■ PROMPT:
Reproduce the lines below from the one that contains "Type out the text in this image." through the end, inclusive, and add nothing.

■ INPUT RECORDS:
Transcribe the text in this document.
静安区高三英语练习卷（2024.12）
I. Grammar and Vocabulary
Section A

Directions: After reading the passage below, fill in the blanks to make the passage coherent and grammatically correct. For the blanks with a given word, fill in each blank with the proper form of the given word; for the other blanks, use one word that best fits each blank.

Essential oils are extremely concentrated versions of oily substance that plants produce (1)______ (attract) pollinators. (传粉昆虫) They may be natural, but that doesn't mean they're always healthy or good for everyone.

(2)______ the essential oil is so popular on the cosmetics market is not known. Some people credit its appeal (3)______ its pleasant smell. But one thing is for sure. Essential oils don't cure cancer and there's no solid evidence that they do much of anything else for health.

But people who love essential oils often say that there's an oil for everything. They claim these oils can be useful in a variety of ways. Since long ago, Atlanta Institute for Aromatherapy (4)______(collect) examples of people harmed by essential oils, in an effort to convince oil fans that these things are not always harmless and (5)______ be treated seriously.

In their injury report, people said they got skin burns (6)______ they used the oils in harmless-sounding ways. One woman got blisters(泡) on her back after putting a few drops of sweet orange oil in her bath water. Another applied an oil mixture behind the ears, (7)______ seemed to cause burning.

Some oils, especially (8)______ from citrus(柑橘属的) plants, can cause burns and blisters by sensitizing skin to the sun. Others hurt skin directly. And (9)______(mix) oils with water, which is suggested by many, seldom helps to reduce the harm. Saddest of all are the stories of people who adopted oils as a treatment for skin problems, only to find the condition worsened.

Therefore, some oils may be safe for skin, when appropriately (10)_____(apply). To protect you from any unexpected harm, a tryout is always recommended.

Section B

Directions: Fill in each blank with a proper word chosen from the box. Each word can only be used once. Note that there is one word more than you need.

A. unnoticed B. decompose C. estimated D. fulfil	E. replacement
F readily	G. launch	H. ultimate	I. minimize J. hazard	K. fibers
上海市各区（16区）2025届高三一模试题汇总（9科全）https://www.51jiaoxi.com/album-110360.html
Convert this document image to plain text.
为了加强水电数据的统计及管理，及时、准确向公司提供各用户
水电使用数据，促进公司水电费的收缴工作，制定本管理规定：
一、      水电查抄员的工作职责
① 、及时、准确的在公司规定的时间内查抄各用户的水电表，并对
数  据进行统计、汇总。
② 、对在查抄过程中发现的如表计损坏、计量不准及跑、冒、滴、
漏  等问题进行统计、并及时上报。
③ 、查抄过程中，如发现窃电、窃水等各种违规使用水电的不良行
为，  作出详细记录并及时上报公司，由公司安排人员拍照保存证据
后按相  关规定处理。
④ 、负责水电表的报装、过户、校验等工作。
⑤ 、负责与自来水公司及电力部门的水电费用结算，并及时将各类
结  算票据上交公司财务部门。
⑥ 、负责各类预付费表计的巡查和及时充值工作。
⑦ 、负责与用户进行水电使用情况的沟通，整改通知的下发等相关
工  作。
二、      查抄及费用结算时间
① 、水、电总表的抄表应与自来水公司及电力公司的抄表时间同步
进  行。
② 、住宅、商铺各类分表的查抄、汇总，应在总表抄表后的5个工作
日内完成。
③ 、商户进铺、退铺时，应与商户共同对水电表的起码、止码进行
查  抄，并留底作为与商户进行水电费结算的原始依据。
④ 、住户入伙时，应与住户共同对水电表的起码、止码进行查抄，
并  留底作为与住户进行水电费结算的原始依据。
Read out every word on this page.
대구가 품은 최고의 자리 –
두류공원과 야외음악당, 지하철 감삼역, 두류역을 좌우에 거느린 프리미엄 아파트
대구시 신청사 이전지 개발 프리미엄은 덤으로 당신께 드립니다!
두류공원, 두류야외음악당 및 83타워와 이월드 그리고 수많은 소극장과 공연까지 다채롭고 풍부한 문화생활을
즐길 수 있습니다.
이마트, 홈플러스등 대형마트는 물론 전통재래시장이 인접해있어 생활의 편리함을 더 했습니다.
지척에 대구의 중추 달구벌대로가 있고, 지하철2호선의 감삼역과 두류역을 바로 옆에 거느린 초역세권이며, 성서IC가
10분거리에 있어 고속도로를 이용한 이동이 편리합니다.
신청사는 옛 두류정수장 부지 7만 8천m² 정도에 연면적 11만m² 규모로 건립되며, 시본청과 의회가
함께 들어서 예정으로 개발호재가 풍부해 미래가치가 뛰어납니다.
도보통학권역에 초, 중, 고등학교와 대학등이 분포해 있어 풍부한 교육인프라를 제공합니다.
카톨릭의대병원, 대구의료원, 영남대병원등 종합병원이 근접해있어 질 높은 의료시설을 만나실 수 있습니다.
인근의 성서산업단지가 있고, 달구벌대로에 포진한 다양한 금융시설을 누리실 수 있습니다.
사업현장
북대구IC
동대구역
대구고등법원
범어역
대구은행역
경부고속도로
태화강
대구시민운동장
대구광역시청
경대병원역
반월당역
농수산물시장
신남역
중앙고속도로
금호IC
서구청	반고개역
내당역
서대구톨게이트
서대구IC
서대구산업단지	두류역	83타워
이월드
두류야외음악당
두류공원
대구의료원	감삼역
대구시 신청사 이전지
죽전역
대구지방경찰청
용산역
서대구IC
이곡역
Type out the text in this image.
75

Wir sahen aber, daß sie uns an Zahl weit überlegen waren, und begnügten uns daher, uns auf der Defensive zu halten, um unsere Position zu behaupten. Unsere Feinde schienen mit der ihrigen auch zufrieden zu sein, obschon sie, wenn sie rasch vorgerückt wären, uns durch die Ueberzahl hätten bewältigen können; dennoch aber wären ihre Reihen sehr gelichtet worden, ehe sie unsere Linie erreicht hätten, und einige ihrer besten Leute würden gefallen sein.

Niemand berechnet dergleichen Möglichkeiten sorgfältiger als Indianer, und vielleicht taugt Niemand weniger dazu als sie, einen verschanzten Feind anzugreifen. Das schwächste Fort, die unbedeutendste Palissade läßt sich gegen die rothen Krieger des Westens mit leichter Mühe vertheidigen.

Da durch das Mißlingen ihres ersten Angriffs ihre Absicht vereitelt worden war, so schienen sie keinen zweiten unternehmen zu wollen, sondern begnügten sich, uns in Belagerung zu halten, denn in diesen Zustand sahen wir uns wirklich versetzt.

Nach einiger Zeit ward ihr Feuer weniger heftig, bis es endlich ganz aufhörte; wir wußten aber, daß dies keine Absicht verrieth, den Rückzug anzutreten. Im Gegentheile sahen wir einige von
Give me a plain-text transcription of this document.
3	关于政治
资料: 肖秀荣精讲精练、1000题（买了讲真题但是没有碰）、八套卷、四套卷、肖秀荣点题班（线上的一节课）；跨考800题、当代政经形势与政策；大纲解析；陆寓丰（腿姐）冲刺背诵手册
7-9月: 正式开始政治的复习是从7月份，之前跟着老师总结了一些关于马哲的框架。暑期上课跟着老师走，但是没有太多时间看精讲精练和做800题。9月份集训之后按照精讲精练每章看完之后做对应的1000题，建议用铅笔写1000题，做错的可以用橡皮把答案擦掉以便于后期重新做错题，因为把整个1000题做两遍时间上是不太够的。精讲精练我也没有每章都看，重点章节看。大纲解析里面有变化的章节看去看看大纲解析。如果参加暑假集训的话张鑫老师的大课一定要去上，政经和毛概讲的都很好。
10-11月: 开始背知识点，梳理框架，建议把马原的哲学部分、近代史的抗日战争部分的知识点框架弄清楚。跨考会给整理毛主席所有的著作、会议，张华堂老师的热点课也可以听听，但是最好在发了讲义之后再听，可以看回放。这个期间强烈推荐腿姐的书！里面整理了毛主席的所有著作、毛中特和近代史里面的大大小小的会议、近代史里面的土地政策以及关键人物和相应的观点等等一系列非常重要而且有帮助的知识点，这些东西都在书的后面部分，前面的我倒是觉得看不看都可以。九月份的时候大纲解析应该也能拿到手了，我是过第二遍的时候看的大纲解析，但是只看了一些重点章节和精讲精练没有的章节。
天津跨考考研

■ SOLUTION TO THIS PROBLEM:
Type out the text in this image.
75

Wir sahen aber, daß sie uns an Zahl weit überlegen waren, und begnügten uns daher, uns auf der Defensive zu halten, um unsere Position zu behaupten. Unsere Feinde schienen mit der ihrigen auch zufrieden zu sein, obschon sie, wenn sie rasch vorgerückt wären, uns durch die Ueberzahl hätten bewältigen können; dennoch aber wären ihre Reihen sehr gelichtet worden, ehe sie unsere Linie erreicht hätten, und einige ihrer besten Leute würden gefallen sein.

Niemand berechnet dergleichen Möglichkeiten sorgfältiger als Indianer, und vielleicht taugt Niemand weniger dazu als sie, einen verschanzten Feind anzugreifen. Das schwächste Fort, die unbedeutendste Palissade läßt sich gegen die rothen Krieger des Westens mit leichter Mühe vertheidigen.

Da durch das Mißlingen ihres ersten Angriffs ihre Absicht vereitelt worden war, so schienen sie keinen zweiten unternehmen zu wollen, sondern begnügten sich, uns in Belagerung zu halten, denn in diesen Zustand sahen wir uns wirklich versetzt.

Nach einiger Zeit ward ihr Feuer weniger heftig, bis es endlich ganz aufhörte; wir wußten aber, daß dies keine Absicht verrieth, den Rückzug anzutreten. Im Gegentheile sahen wir einige von
Give me a plain-text transcription of this document.
3	关于政治
资料: 肖秀荣精讲精练、1000题（买了讲真题但是没有碰）、八套卷、四套卷、肖秀荣点题班（线上的一节课）；跨考800题、当代政经形势与政策；大纲解析；陆寓丰（腿姐）冲刺背诵手册
7-9月: 正式开始政治的复习是从7月份，之前跟着老师总结了一些关于马哲的框架。暑期上课跟着老师走，但是没有太多时间看精讲精练和做800题。9月份集训之后按照精讲精练每章看完之后做对应的1000题，建议用铅笔写1000题，做错的可以用橡皮把答案擦掉以便于后期重新做错题，因为把整个1000题做两遍时间上是不太够的。精讲精练我也没有每章都看，重点章节看。大纲解析里面有变化的章节看去看看大纲解析。如果参加暑假集训的话张鑫老师的大课一定要去上，政经和毛概讲的都很好。
10-11月: 开始背知识点，梳理框架，建议把马原的哲学部分、近代史的抗日战争部分的知识点框架弄清楚。跨考会给整理毛主席所有的著作、会议，张华堂老师的热点课也可以听听，但是最好在发了讲义之后再听，可以看回放。这个期间强烈推荐腿姐的书！里面整理了毛主席的所有著作、毛中特和近代史里面的大大小小的会议、近代史里面的土地政策以及关键人物和相应的观点等等一系列非常重要而且有帮助的知识点，这些东西都在书的后面部分，前面的我倒是觉得看不看都可以。九月份的时候大纲解析应该也能拿到手了，我是过第二遍的时候看的大纲解析，但是只看了一些重点章节和精讲精练没有的章节。
天津跨考考研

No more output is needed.